=== Instructions for the task ===
In the entries below, find every line holding the string "trung" and collect it.

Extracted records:
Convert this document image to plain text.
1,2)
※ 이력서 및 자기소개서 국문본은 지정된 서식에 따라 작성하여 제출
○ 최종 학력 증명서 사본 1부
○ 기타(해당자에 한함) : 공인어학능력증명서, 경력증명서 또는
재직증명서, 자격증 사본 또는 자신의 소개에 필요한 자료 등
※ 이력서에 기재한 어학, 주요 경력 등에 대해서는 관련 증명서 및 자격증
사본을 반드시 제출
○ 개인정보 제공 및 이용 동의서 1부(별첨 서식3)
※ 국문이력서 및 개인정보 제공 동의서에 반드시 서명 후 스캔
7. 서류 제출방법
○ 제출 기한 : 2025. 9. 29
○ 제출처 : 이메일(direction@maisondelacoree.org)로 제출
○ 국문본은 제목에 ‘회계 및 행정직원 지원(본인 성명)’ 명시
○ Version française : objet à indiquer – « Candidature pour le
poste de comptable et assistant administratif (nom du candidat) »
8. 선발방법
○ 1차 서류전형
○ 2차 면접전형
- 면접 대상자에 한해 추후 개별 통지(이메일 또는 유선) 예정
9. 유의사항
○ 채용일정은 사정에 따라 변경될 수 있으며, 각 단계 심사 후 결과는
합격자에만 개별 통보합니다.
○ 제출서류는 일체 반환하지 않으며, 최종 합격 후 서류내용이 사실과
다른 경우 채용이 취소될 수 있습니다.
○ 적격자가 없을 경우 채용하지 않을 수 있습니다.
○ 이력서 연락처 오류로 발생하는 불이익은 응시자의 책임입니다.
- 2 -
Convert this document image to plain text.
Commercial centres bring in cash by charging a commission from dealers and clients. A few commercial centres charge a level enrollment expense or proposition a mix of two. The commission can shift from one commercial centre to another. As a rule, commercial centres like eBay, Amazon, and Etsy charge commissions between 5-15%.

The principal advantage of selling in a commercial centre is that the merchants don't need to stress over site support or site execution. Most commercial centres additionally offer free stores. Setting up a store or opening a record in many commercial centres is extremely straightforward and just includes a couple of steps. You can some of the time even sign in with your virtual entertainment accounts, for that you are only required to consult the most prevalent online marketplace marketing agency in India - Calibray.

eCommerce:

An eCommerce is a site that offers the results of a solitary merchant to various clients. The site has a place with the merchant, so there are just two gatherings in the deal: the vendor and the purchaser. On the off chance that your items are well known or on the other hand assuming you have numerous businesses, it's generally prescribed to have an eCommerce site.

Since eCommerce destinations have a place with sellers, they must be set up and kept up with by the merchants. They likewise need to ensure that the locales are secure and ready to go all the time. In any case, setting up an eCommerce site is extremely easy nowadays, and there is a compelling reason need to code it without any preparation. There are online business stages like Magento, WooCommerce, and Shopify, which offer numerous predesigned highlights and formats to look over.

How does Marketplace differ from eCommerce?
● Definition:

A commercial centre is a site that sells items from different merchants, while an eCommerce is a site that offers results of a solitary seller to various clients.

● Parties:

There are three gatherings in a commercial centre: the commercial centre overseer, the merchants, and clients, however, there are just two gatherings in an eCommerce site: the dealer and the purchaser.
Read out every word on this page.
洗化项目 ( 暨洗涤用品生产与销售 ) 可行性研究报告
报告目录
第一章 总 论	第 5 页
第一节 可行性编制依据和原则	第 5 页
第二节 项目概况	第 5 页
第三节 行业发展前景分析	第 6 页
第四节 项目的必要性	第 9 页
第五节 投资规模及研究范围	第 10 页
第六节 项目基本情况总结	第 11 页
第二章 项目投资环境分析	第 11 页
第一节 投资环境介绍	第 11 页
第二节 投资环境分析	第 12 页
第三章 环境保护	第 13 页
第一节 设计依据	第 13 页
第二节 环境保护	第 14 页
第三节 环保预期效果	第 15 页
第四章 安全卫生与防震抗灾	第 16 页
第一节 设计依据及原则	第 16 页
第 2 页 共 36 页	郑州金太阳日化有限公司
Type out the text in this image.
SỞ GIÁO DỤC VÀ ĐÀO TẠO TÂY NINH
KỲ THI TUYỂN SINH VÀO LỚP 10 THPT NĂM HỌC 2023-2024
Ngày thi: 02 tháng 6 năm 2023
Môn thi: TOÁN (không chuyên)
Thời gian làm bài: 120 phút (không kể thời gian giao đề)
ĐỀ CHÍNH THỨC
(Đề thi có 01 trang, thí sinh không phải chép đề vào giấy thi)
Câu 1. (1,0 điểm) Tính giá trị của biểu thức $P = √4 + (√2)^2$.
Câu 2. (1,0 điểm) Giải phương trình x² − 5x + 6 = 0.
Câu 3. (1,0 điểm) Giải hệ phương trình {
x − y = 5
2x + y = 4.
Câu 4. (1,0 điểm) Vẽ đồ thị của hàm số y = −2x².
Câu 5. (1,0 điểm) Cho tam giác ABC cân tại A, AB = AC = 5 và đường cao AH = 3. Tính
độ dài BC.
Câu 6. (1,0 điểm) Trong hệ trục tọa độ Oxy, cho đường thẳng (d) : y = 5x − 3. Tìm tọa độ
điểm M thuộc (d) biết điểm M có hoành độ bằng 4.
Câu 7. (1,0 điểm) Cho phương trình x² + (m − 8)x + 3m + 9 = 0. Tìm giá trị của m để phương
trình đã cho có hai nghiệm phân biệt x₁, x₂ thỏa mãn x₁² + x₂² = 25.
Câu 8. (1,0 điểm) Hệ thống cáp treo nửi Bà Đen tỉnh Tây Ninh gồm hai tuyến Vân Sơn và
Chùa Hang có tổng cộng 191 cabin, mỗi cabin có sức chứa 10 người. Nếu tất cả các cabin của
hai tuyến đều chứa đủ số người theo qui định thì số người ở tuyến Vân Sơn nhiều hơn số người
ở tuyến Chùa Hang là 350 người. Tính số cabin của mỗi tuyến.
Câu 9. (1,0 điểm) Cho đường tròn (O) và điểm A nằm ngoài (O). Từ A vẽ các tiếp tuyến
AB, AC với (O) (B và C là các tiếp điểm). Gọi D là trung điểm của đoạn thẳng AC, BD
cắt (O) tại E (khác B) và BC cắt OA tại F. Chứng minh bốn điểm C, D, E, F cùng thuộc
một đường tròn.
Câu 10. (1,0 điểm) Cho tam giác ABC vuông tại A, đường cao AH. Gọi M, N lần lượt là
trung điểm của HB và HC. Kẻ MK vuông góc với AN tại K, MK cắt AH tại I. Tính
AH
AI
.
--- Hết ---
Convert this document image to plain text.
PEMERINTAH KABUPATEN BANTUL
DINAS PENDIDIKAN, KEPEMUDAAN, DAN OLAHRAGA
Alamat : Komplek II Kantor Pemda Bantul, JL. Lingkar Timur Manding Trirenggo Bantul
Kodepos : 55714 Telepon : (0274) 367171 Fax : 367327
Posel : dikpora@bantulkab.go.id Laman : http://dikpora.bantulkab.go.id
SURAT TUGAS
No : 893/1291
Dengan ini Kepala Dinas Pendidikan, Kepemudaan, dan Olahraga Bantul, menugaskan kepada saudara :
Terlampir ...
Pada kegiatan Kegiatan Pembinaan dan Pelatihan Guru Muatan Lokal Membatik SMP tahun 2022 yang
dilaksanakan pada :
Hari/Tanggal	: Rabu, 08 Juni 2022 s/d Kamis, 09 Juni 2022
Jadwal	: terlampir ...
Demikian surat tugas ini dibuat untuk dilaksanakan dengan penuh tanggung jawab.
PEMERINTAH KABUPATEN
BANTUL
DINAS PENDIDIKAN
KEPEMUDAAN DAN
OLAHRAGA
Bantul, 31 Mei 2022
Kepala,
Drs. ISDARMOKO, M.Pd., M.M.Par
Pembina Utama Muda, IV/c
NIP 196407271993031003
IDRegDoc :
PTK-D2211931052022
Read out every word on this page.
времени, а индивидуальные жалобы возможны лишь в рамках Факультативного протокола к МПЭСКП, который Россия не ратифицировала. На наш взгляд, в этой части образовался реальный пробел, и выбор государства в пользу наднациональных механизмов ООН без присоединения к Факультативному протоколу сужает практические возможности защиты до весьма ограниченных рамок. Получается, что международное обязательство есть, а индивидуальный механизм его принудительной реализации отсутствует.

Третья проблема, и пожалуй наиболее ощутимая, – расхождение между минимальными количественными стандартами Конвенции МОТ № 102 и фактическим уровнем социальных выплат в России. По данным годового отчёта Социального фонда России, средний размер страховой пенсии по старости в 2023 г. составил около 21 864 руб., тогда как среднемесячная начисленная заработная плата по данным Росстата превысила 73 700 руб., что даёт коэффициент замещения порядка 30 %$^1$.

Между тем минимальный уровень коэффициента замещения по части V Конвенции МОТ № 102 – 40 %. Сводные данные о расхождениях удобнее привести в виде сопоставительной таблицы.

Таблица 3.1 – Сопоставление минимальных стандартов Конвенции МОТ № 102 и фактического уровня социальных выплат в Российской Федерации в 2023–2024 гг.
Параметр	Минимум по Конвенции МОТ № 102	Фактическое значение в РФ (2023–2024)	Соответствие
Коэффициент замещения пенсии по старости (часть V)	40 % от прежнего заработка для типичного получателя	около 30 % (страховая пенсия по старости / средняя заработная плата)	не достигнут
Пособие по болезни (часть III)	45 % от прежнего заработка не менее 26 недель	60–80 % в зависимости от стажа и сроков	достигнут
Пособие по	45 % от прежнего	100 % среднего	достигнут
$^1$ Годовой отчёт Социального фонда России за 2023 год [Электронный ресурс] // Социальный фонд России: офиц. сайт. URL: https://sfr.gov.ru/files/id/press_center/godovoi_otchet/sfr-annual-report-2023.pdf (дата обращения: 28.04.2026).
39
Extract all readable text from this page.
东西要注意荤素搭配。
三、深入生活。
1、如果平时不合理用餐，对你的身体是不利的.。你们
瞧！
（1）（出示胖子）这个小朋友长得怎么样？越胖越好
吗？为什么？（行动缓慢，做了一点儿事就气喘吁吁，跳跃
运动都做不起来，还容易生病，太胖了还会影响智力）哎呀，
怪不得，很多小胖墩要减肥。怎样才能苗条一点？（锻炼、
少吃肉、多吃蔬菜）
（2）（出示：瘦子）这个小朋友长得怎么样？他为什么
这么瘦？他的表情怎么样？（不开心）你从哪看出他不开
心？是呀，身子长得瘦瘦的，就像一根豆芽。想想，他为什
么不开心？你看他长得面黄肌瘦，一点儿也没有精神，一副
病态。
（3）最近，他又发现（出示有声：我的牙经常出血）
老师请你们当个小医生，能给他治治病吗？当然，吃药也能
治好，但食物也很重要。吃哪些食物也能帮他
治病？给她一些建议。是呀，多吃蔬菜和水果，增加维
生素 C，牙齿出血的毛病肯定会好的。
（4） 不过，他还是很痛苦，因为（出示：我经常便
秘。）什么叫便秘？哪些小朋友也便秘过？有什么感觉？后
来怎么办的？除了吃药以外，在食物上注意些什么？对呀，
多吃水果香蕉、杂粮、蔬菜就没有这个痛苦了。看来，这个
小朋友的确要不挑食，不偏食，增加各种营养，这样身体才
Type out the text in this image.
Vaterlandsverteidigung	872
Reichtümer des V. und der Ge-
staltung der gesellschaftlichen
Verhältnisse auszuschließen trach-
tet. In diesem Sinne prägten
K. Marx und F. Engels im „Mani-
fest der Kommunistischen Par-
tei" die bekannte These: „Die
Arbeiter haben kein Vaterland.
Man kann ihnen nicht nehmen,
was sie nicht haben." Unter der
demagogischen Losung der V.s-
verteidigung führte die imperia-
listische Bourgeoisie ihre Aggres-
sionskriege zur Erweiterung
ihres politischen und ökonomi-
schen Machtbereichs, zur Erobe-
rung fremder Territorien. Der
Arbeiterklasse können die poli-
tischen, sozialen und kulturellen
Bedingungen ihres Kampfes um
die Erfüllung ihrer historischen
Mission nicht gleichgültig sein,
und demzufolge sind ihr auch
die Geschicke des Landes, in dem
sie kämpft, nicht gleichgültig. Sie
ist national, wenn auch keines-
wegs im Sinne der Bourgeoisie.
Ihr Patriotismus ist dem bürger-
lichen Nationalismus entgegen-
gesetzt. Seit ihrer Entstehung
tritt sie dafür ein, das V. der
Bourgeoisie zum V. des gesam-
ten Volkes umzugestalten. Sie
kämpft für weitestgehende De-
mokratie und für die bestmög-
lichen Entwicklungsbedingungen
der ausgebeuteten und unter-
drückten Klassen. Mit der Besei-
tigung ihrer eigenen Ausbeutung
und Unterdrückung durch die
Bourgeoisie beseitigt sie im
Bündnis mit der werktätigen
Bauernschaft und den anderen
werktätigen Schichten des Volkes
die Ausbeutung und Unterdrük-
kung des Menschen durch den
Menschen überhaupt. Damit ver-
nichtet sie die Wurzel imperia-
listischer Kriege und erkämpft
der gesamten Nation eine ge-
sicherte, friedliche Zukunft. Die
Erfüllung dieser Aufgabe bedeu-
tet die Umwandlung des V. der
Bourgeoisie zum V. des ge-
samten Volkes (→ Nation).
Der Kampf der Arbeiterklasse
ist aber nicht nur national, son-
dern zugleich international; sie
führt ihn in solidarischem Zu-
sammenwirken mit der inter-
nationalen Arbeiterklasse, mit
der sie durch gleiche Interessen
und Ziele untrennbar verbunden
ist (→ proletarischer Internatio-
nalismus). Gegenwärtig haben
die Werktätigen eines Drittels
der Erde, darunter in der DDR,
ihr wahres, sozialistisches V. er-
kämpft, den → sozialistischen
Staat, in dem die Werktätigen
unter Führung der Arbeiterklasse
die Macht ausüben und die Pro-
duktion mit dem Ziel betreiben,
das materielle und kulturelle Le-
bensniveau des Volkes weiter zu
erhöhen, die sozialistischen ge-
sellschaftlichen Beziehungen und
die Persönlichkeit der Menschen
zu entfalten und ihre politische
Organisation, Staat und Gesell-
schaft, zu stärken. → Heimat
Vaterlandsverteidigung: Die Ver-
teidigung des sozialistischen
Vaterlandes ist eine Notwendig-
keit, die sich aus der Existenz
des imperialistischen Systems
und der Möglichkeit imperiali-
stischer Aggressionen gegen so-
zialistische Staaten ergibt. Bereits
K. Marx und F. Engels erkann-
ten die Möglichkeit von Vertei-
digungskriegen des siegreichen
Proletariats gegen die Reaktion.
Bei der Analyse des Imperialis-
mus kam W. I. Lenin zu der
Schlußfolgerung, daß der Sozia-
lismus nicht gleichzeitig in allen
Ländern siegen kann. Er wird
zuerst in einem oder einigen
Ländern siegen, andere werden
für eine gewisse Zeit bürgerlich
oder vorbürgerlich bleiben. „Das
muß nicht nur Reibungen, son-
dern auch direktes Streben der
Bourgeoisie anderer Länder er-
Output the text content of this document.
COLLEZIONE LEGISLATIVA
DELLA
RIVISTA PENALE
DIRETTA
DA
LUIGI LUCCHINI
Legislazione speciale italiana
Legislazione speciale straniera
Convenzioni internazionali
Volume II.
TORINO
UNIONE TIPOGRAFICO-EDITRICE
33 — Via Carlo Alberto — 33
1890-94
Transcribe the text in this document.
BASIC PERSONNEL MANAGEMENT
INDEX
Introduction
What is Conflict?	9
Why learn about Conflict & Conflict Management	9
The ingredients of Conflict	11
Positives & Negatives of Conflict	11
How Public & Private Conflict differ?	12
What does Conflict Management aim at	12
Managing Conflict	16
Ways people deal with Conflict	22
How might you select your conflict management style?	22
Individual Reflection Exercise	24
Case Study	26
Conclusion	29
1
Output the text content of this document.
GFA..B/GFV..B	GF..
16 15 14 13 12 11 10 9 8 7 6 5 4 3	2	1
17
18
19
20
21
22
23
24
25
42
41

=== Finished exercise ===
AB, AC với (O) (B và C là các tiếp điểm). Gọi D là trung điểm của đoạn thẳng AC, BD
trung điểm của HB và HC. Kẻ MK vuông góc với AN tại K, MK cắt AH tại I. Tính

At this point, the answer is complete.